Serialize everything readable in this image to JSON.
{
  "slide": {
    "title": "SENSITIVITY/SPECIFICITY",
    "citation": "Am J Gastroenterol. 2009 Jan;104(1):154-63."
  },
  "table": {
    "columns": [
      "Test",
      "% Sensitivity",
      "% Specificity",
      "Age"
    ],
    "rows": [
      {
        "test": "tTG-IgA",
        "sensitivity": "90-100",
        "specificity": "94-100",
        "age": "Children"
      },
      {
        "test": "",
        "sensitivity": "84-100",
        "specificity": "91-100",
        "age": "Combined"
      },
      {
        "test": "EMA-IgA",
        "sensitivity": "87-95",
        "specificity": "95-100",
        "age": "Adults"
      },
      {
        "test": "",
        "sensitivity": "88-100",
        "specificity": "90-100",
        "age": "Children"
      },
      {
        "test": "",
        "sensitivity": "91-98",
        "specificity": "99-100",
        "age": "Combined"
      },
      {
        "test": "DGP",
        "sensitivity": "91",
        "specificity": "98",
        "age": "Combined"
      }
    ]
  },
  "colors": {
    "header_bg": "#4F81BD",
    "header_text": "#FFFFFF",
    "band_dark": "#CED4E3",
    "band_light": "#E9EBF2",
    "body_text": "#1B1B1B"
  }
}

• [Directions]:
Please copy out each record, character for character.

• [Output of the exercise]:
Serialize everything readable in this image to JSON.
{
  "slide": {
    "title": "SENSITIVITY/SPECIFICITY",
    "citation": "Am J Gastroenterol. 2009 Jan;104(1):154-63."
  },
  "table": {
    "columns": [
      "Test",
      "% Sensitivity",
      "% Specificity",
      "Age"
    ],
    "rows": [
      {
        "test": "tTG-IgA",
        "sensitivity": "90-100",
        "specificity": "94-100",
        "age": "Children"
      },
      {
        "test": "",
        "sensitivity": "84-100",
        "specificity": "91-100",
        "age": "Combined"
      },
      {
        "test": "EMA-IgA",
        "sensitivity": "87-95",
        "specificity": "95-100",
        "age": "Adults"
      },
      {
        "test": "",
        "sensitivity": "88-100",
        "specificity": "90-100",
        "age": "Children"
      },
      {
        "test": "",
        "sensitivity": "91-98",
        "specificity": "99-100",
        "age": "Combined"
      },
      {
        "test": "DGP",
        "sensitivity": "91",
        "specificity": "98",
        "age": "Combined"
      }
    ]
  },
  "colors": {
    "header_bg": "#4F81BD",
    "header_text": "#FFFFFF",
    "band_dark": "#CED4E3",
    "band_light": "#E9EBF2",
    "body_text": "#1B1B1B"
  }
}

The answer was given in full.